Give every entry again, word for word.

Begin

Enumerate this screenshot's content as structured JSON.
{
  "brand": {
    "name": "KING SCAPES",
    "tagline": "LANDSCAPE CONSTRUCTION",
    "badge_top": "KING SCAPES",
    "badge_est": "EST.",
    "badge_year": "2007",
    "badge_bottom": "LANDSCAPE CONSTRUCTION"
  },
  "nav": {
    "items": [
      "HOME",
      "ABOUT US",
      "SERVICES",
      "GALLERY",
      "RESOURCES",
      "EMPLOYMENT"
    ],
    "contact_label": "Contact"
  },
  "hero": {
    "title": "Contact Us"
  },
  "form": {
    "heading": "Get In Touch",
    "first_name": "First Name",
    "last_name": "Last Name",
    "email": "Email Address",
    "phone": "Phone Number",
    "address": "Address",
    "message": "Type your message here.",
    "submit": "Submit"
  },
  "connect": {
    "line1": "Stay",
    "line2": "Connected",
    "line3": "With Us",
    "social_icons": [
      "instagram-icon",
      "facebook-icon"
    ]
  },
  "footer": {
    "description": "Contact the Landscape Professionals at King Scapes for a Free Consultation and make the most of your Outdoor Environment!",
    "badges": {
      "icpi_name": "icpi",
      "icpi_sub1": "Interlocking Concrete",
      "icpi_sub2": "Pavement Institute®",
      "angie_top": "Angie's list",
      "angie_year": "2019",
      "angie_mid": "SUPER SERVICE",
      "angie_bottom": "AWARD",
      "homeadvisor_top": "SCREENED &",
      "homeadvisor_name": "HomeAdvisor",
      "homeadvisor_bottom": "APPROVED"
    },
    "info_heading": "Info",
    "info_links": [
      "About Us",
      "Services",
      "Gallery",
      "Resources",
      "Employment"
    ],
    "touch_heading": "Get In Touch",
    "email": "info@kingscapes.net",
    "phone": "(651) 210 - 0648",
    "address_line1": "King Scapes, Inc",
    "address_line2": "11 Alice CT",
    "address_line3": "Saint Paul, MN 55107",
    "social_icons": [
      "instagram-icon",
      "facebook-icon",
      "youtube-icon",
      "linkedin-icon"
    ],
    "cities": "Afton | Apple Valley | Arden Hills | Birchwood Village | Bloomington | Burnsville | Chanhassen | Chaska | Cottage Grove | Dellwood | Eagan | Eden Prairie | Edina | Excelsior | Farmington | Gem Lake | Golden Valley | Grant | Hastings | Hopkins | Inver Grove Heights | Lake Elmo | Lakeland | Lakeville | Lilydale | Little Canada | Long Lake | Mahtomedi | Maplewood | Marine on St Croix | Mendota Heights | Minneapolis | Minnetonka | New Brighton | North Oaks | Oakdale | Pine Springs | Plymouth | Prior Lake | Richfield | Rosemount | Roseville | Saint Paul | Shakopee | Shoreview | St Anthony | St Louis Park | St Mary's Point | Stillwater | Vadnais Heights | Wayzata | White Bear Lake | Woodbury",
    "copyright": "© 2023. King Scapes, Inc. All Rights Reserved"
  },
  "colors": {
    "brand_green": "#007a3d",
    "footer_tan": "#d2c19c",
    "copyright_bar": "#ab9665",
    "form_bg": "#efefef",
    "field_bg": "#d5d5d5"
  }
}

End

§ RESPONSE TO THE TASK:
Enumerate this screenshot's content as structured JSON.
{
  "brand": {
    "name": "KING SCAPES",
    "tagline": "LANDSCAPE CONSTRUCTION",
    "badge_top": "KING SCAPES",
    "badge_est": "EST.",
    "badge_year": "2007",
    "badge_bottom": "LANDSCAPE CONSTRUCTION"
  },
  "nav": {
    "items": [
      "HOME",
      "ABOUT US",
      "SERVICES",
      "GALLERY",
      "RESOURCES",
      "EMPLOYMENT"
    ],
    "contact_label": "Contact"
  },
  "hero": {
    "title": "Contact Us"
  },
  "form": {
    "heading": "Get In Touch",
    "first_name": "First Name",
    "last_name": "Last Name",
    "email": "Email Address",
    "phone": "Phone Number",
    "address": "Address",
    "message": "Type your message here.",
    "submit": "Submit"
  },
  "connect": {
    "line1": "Stay",
    "line2": "Connected",
    "line3": "With Us",
    "social_icons": [
      "instagram-icon",
      "facebook-icon"
    ]
  },
  "footer": {
    "description": "Contact the Landscape Professionals at King Scapes for a Free Consultation and make the most of your Outdoor Environment!",
    "badges": {
      "icpi_name": "icpi",
      "icpi_sub1": "Interlocking Concrete",
      "icpi_sub2": "Pavement Institute®",
      "angie_top": "Angie's list",
      "angie_year": "2019",
      "angie_mid": "SUPER SERVICE",
      "angie_bottom": "AWARD",
      "homeadvisor_top": "SCREENED &",
      "homeadvisor_name": "HomeAdvisor",
      "homeadvisor_bottom": "APPROVED"
    },
    "info_heading": "Info",
    "info_links": [
      "About Us",
      "Services",
      "Gallery",
      "Resources",
      "Employment"
    ],
    "touch_heading": "Get In Touch",
    "email": "info@kingscapes.net",
    "phone": "(651) 210 - 0648",
    "address_line1": "King Scapes, Inc",
    "address_line2": "11 Alice CT",
    "address_line3": "Saint Paul, MN 55107",
    "social_icons": [
      "instagram-icon",
      "facebook-icon",
      "youtube-icon",
      "linkedin-icon"
    ],
    "cities": "Afton | Apple Valley | Arden Hills | Birchwood Village | Bloomington | Burnsville | Chanhassen | Chaska | Cottage Grove | Dellwood | Eagan | Eden Prairie | Edina | Excelsior | Farmington | Gem Lake | Golden Valley | Grant | Hastings | Hopkins | Inver Grove Heights | Lake Elmo | Lakeland | Lakeville | Lilydale | Little Canada | Long Lake | Mahtomedi | Maplewood | Marine on St Croix | Mendota Heights | Minneapolis | Minnetonka | New Brighton | North Oaks | Oakdale | Pine Springs | Plymouth | Prior Lake | Richfield | Rosemount | Roseville | Saint Paul | Shakopee | Shoreview | St Anthony | St Louis Park | St Mary's Point | Stillwater | Vadnais Heights | Wayzata | White Bear Lake | Woodbury",
    "copyright": "© 2023. King Scapes, Inc. All Rights Reserved"
  },
  "colors": {
    "brand_green": "#007a3d",
    "footer_tan": "#d2c19c",
    "copyright_bar": "#ab9665",
    "form_bg": "#efefef",
    "field_bg": "#d5d5d5"
  }
}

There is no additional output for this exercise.